» Goal
Copy out every line that contains the word "name".

[Figure record extracts]
[START]
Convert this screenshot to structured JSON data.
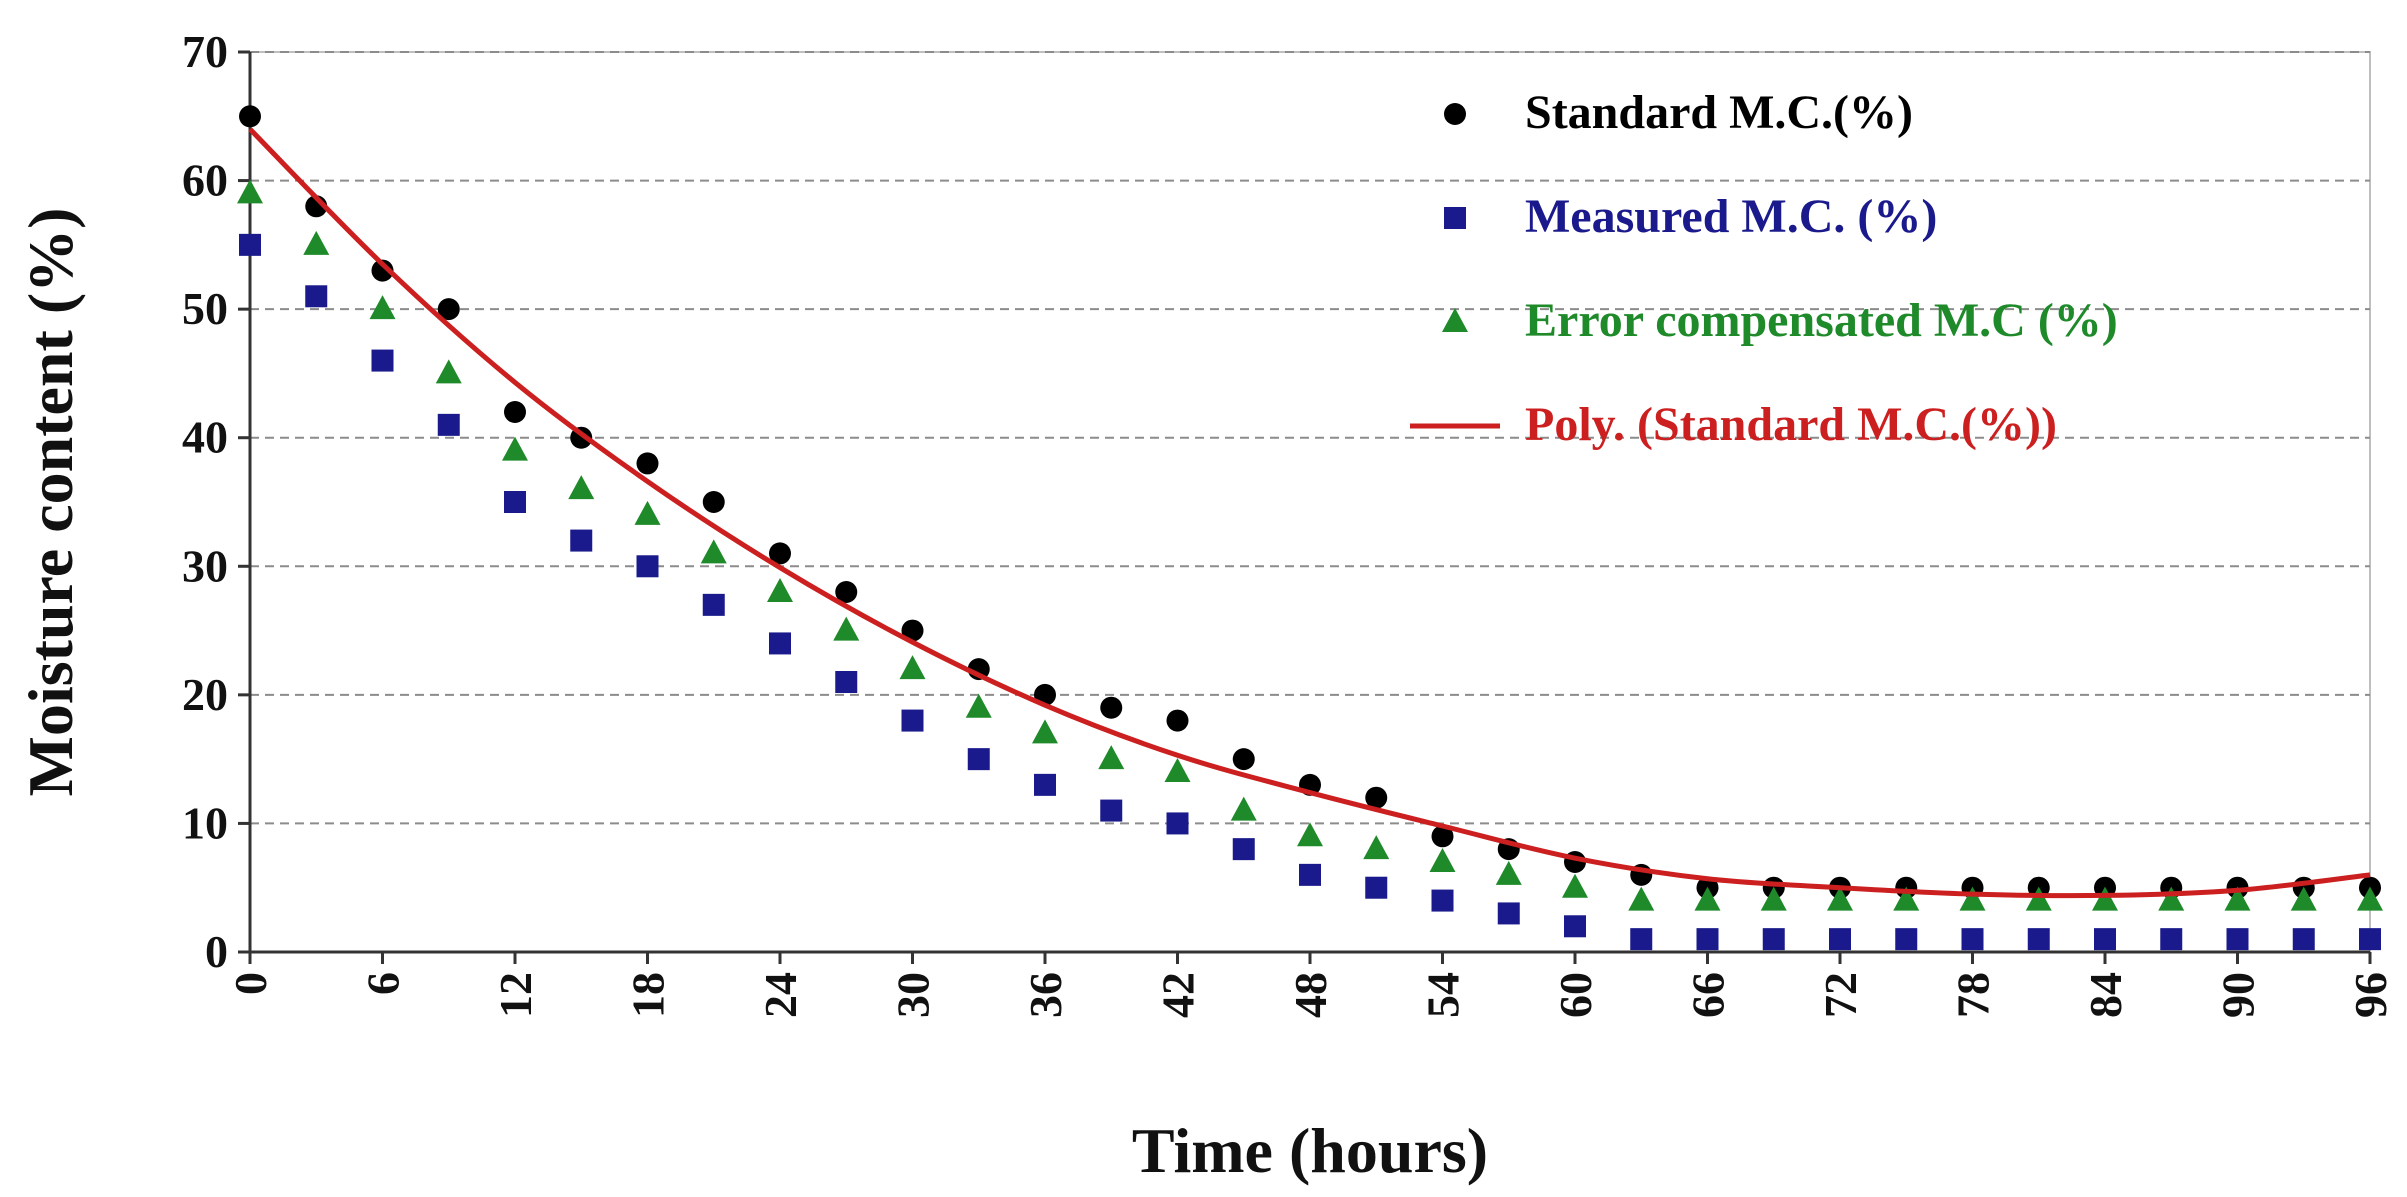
{
  "chart_data": {
    "type": "scatter",
    "title": "",
    "xlabel": "Time (hours)",
    "ylabel": "Moisture content (%)",
    "xlim": [
      0,
      96
    ],
    "ylim": [
      0,
      70
    ],
    "x_ticks": [
      0,
      6,
      12,
      18,
      24,
      30,
      36,
      42,
      48,
      54,
      60,
      66,
      72,
      78,
      84,
      90,
      96
    ],
    "y_ticks": [
      0,
      10,
      20,
      30,
      40,
      50,
      60,
      70
    ],
    "grid": "horizontal dashed",
    "legend_position": "top-right",
    "x": [
      0,
      3,
      6,
      9,
      12,
      15,
      18,
      21,
      24,
      27,
      30,
      33,
      36,
      39,
      42,
      45,
      48,
      51,
      54,
      57,
      60,
      63,
      66,
      69,
      72,
      75,
      78,
      81,
      84,
      87,
      90,
      93,
      96
    ],
    "series": [
      {
        "name": "Standard M.C.(%)",
        "marker": "circle",
        "color": "#000000",
        "values": [
          65,
          58,
          53,
          50,
          42,
          40,
          38,
          35,
          31,
          28,
          25,
          22,
          20,
          19,
          18,
          15,
          13,
          12,
          9,
          8,
          7,
          6,
          5,
          5,
          5,
          5,
          5,
          5,
          5,
          5,
          5,
          5,
          5
        ]
      },
      {
        "name": "Measured M.C. (%)",
        "marker": "square",
        "color": "#1a1a8c",
        "values": [
          55,
          51,
          46,
          41,
          35,
          32,
          30,
          27,
          24,
          21,
          18,
          15,
          13,
          11,
          10,
          8,
          6,
          5,
          4,
          3,
          2,
          1,
          1,
          1,
          1,
          1,
          1,
          1,
          1,
          1,
          1,
          1,
          1
        ]
      },
      {
        "name": "Error compensated M.C (%)",
        "marker": "triangle",
        "color": "#1f8a2a",
        "values": [
          59,
          55,
          50,
          45,
          39,
          36,
          34,
          31,
          28,
          25,
          22,
          19,
          17,
          15,
          14,
          11,
          9,
          8,
          7,
          6,
          5,
          4,
          4,
          4,
          4,
          4,
          4,
          4,
          4,
          4,
          4,
          4,
          4
        ]
      },
      {
        "name": "Poly. (Standard M.C.(%))",
        "marker": "line",
        "color": "#cc1f1f",
        "x": [
          0,
          6,
          12,
          18,
          24,
          30,
          36,
          42,
          48,
          54,
          60,
          66,
          72,
          78,
          84,
          90,
          96
        ],
        "values": [
          64,
          53.5,
          44.3,
          36.6,
          29.9,
          24.1,
          19.2,
          15.3,
          12.4,
          9.8,
          7.3,
          5.7,
          5.0,
          4.5,
          4.4,
          4.8,
          6.0
        ]
      }
    ]
  }
}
[END]
» Complete response
        "name": "Standard M.C.(%)",
        "name": "Measured M.C. (%)",
        "name": "Error compensated M.C (%)",
        "name": "Poly. (Standard M.C.(%))",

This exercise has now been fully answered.